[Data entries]
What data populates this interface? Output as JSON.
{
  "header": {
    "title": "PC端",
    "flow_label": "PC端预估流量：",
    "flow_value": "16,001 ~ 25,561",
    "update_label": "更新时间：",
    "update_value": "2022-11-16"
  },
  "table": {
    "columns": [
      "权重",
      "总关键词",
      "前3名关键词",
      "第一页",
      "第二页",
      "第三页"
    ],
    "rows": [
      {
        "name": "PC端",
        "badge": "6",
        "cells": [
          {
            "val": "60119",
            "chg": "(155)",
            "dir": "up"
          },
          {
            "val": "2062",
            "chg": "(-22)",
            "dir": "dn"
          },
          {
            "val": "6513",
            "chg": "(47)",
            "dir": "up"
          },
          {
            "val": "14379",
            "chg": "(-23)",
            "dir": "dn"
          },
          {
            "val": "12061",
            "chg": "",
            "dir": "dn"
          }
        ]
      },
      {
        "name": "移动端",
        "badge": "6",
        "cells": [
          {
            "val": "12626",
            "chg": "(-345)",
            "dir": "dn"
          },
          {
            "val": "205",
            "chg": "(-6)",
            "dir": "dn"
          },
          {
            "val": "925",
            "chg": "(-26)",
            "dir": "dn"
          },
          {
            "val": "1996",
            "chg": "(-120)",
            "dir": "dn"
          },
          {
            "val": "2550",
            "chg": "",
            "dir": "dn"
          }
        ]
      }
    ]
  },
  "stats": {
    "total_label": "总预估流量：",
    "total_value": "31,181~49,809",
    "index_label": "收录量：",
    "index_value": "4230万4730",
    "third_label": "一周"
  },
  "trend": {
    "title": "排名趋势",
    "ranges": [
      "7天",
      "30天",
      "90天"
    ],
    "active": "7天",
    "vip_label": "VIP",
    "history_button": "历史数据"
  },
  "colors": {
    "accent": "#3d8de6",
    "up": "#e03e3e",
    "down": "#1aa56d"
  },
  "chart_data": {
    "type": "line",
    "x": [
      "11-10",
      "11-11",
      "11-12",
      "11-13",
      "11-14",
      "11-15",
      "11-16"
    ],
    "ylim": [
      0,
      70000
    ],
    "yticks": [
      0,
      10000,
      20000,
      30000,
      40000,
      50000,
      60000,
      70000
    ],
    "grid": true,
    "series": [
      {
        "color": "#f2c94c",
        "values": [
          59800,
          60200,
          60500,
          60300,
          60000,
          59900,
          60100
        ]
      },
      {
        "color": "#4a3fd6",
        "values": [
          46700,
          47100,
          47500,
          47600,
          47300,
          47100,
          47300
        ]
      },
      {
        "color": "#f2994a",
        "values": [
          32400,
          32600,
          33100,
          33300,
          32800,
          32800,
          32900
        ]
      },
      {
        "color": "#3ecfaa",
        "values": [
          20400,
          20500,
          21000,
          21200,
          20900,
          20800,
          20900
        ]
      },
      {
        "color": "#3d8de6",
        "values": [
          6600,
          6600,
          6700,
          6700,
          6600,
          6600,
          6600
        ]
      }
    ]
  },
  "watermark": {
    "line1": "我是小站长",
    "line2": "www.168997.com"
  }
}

__Written request__. Copy out all the entries shown above, character for character.

__Exercise output__.
What data populates this interface? Output as JSON.
{
  "header": {
    "title": "PC端",
    "flow_label": "PC端预估流量：",
    "flow_value": "16,001 ~ 25,561",
    "update_label": "更新时间：",
    "update_value": "2022-11-16"
  },
  "table": {
    "columns": [
      "权重",
      "总关键词",
      "前3名关键词",
      "第一页",
      "第二页",
      "第三页"
    ],
    "rows": [
      {
        "name": "PC端",
        "badge": "6",
        "cells": [
          {
            "val": "60119",
            "chg": "(155)",
            "dir": "up"
          },
          {
            "val": "2062",
            "chg": "(-22)",
            "dir": "dn"
          },
          {
            "val": "6513",
            "chg": "(47)",
            "dir": "up"
          },
          {
            "val": "14379",
            "chg": "(-23)",
            "dir": "dn"
          },
          {
            "val": "12061",
            "chg": "",
            "dir": "dn"
          }
        ]
      },
      {
        "name": "移动端",
        "badge": "6",
        "cells": [
          {
            "val": "12626",
            "chg": "(-345)",
            "dir": "dn"
          },
          {
            "val": "205",
            "chg": "(-6)",
            "dir": "dn"
          },
          {
            "val": "925",
            "chg": "(-26)",
            "dir": "dn"
          },
          {
            "val": "1996",
            "chg": "(-120)",
            "dir": "dn"
          },
          {
            "val": "2550",
            "chg": "",
            "dir": "dn"
          }
        ]
      }
    ]
  },
  "stats": {
    "total_label": "总预估流量：",
    "total_value": "31,181~49,809",
    "index_label": "收录量：",
    "index_value": "4230万4730",
    "third_label": "一周"
  },
  "trend": {
    "title": "排名趋势",
    "ranges": [
      "7天",
      "30天",
      "90天"
    ],
    "active": "7天",
    "vip_label": "VIP",
    "history_button": "历史数据"
  },
  "colors": {
    "accent": "#3d8de6",
    "up": "#e03e3e",
    "down": "#1aa56d"
  },
  "chart_data": {
    "type": "line",
    "x": [
      "11-10",
      "11-11",
      "11-12",
      "11-13",
      "11-14",
      "11-15",
      "11-16"
    ],
    "ylim": [
      0,
      70000
    ],
    "yticks": [
      0,
      10000,
      20000,
      30000,
      40000,
      50000,
      60000,
      70000
    ],
    "grid": true,
    "series": [
      {
        "color": "#f2c94c",
        "values": [
          59800,
          60200,
          60500,
          60300,
          60000,
          59900,
          60100
        ]
      },
      {
        "color": "#4a3fd6",
        "values": [
          46700,
          47100,
          47500,
          47600,
          47300,
          47100,
          47300
        ]
      },
      {
        "color": "#f2994a",
        "values": [
          32400,
          32600,
          33100,
          33300,
          32800,
          32800,
          32900
        ]
      },
      {
        "color": "#3ecfaa",
        "values": [
          20400,
          20500,
          21000,
          21200,
          20900,
          20800,
          20900
        ]
      },
      {
        "color": "#3d8de6",
        "values": [
          6600,
          6600,
          6700,
          6700,
          6600,
          6600,
          6600
        ]
      }
    ]
  },
  "watermark": {
    "line1": "我是小站长",
    "line2": "www.168997.com"
  }
}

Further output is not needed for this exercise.